_EXCERPTED TEXT:_
____________

Henriksen, Tore; Sajjad, Muhammad U; Haugen, Guttorm; Michelsen, Trond M.
Affiliation
  • Henriksen T; Department of Obstetrics, Oslo University Hospital, Rikshospitalet, Oslo, Norway; Institute of Clinical Medicine, Faculty of Medicine, University of Oslo, Oslo, Norway.
  • Sajjad MU; Department of Obstetrics, Oslo University Hospital, Rikshospitalet, Oslo, Norway.
  • Haugen G; Institute of Clinical Medicine, Faculty of Medicine, University of Oslo, Oslo, Norway; Department of Fetal Medicine, Oslo University Hospital, Rikshospitalet, Oslo, Norway.
  • Michelsen TM; Department of Obstetrics, Oslo University Hospital, Rikshospitalet, Oslo, Norway; Institute of Clinical Medicine, Faculty of Medicine, University of Oslo, Oslo, Norway. Electronic address: trmi1@ous-hf.no.
Placenta ; 148: 31-37, 2024 Mar 25.
Article in En | MEDLINE | ID: mdl-38350223
ABSTRACT

INTRODUCTION:

Glucose from placenta is the predominant energy source for the fetus. Individual placentas exhibit a range of glucose handling from apparent net production to high consumption, presumably reflecting an ability of placenta to secure both own and fetal energy needs. A dependency of placenta on glucose as the main energy source could impede fetal supply. Placenta seems to release lactate to maternal side implying loss of energy. Whether placenta takes up ketones is unclear. Our main hypothesis was that the human placenta can release lactate to the maternal side but take up maternal ketones.

____________

_DATA SHOWN:_
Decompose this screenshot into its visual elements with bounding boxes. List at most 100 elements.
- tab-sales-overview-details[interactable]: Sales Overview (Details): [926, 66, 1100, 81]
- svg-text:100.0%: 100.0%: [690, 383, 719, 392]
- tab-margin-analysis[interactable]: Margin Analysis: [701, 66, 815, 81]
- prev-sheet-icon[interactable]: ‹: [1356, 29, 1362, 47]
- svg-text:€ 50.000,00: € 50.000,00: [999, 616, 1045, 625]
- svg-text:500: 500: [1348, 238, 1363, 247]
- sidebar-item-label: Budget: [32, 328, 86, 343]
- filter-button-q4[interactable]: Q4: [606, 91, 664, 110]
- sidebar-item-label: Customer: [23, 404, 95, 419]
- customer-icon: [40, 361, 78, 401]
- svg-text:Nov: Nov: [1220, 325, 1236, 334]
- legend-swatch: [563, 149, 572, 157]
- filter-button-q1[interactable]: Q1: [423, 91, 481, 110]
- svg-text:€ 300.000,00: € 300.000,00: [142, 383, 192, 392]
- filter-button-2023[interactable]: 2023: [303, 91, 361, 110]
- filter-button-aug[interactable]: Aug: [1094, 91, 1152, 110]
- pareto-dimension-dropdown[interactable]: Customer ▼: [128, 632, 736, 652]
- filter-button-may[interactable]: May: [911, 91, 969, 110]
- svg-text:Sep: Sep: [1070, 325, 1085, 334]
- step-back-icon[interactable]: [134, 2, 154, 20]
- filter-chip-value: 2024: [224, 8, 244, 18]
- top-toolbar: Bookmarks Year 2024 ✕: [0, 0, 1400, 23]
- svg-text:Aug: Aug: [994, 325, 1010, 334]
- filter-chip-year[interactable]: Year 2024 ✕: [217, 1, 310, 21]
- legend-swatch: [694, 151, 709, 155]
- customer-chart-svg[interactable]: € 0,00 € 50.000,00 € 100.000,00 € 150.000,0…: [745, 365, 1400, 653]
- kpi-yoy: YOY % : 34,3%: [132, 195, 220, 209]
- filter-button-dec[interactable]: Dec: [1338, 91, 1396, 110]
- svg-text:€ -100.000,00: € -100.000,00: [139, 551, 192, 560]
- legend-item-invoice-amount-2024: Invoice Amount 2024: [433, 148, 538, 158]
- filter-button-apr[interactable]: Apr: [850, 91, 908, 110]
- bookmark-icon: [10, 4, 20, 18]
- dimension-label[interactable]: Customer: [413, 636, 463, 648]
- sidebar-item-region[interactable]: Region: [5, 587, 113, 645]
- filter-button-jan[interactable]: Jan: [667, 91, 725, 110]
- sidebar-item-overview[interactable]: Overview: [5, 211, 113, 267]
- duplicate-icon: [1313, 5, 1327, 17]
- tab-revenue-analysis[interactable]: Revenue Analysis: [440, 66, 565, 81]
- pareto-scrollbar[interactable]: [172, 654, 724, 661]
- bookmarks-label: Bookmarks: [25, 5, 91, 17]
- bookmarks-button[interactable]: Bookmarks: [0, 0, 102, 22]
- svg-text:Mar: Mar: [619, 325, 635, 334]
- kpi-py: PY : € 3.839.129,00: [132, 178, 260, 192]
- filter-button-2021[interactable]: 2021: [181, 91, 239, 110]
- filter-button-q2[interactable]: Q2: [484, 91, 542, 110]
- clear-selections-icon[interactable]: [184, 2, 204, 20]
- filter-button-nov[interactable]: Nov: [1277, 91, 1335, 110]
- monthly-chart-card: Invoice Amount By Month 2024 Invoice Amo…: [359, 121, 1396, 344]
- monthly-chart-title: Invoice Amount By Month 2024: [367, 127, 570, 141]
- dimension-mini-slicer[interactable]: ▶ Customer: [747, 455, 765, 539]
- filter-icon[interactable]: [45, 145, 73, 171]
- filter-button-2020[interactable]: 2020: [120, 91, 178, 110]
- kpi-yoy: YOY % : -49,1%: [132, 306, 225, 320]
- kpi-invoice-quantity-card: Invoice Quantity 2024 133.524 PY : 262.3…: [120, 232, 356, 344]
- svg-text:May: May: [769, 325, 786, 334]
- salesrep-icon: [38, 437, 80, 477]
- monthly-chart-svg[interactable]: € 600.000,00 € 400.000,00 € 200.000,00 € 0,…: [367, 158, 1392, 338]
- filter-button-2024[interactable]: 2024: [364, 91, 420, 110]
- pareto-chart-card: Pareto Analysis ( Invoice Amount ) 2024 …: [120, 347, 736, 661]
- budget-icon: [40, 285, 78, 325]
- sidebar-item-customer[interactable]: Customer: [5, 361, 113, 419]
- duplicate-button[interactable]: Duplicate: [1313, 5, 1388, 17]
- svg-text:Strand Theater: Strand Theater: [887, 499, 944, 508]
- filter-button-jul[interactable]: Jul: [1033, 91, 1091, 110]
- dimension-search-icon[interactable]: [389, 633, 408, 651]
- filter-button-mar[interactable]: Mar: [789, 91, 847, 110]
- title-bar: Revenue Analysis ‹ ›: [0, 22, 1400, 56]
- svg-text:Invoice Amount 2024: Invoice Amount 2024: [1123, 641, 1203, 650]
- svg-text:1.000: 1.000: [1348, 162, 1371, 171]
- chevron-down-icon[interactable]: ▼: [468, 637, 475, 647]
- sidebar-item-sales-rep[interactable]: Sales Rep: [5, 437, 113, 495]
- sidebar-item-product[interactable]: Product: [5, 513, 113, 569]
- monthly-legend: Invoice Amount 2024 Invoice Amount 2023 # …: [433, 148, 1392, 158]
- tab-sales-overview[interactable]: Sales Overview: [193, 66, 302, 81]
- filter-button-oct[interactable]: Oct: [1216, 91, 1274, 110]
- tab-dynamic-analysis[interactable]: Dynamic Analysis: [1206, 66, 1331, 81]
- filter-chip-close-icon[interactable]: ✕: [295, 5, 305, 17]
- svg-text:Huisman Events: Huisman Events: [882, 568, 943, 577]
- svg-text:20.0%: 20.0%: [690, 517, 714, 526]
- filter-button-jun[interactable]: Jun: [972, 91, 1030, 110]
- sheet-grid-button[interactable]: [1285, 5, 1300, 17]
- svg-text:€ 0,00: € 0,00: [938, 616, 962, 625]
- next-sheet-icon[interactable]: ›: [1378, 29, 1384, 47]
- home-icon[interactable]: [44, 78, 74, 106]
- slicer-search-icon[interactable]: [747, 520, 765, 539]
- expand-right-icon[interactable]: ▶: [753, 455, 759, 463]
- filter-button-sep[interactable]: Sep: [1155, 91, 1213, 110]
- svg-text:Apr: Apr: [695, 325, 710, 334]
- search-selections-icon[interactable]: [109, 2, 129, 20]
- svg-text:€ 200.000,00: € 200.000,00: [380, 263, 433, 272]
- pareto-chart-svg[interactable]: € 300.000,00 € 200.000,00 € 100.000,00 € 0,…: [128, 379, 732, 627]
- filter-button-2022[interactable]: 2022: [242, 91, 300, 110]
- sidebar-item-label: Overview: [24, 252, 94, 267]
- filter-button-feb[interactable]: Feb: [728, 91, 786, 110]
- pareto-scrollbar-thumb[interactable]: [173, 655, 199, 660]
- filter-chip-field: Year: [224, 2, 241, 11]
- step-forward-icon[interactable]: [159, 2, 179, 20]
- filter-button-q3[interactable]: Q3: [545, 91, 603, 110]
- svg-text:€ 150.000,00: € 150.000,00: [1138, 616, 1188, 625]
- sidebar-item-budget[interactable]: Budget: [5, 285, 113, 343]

____________

_PROBLEM DETAILS:_ Continue the abstract on placental energy sources, starting right after its last sentence.

_RESPONSE FOR THIS EXERCISE:_
METHODS:

An in vivo study of term uncomplicated pregnancies including 56 women delivered by cesarean section. We measured uterine and umbilical blood flow by Doppler ultrasonography, combined with blood sampling from maternal radial artery, uterine vein, umbilical artery and vein. Lactate and ketones were determined by quantitative nuclear magnetic resonance.

RESULTS:

Placenta released lactate to the maternal side (median -36.65 µmol/min. Q1, Q3 78.53, 13.29), p < 0.001), but not to the fetal side. A net uptake of maternal ketones was found (median (Q1, Q3) 59.12 (30.64, 131.46) µmol acetate equivalents/min, p < 0.001) which largely was metabolized by the uteroplacenta. The uptake of ketones was comparable in energy to the loss of lactate.

DISCUSSION:

Placenta may release lactate to the maternal side. The energy lost by lactate may be compensated by uptake of maternal ketones. This lactate-ketone trade could benefit both placenta and the fetus by providing lactate for maternal gluconeogenesis and ketones for uteroplacental oxidative energy production.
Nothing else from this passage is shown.